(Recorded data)
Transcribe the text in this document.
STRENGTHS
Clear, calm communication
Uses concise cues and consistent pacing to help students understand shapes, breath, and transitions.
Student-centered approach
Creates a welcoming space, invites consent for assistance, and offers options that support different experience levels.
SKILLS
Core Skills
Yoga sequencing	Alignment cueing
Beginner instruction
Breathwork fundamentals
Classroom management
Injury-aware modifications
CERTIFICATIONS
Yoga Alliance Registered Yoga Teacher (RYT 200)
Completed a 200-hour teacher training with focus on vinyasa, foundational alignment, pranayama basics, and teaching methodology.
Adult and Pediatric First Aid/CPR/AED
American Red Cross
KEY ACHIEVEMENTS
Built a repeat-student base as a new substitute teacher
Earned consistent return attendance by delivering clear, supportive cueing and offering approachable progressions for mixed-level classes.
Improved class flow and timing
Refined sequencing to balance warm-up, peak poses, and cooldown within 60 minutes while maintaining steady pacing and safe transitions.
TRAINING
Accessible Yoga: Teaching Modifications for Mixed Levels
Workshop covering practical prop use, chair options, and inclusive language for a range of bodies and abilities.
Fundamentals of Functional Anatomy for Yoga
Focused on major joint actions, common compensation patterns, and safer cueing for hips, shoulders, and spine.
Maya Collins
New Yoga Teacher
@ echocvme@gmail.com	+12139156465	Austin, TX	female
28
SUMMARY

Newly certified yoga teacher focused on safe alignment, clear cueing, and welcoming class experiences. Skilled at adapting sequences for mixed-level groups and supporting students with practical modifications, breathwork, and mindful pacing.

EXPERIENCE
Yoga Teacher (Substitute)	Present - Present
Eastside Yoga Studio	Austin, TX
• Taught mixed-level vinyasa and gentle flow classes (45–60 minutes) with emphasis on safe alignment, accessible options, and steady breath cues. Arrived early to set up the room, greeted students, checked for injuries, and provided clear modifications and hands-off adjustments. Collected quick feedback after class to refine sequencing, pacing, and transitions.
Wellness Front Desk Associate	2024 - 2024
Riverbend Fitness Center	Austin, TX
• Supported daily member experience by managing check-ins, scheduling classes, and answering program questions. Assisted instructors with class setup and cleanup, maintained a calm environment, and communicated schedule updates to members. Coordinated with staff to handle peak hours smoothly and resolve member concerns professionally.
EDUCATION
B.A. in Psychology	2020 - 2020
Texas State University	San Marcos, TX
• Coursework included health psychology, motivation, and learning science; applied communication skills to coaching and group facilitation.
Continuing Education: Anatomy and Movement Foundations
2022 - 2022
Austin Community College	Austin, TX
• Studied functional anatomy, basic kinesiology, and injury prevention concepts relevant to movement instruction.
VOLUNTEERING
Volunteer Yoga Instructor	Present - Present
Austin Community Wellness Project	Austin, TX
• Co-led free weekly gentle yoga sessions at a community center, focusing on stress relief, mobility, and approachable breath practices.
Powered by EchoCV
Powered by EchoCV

◆ **DIRECTIONS FOR THIS TASK**:
State the number of lines in the records that include "flow", and write nothing else.

◆ **SOLUTION BELOW**:
2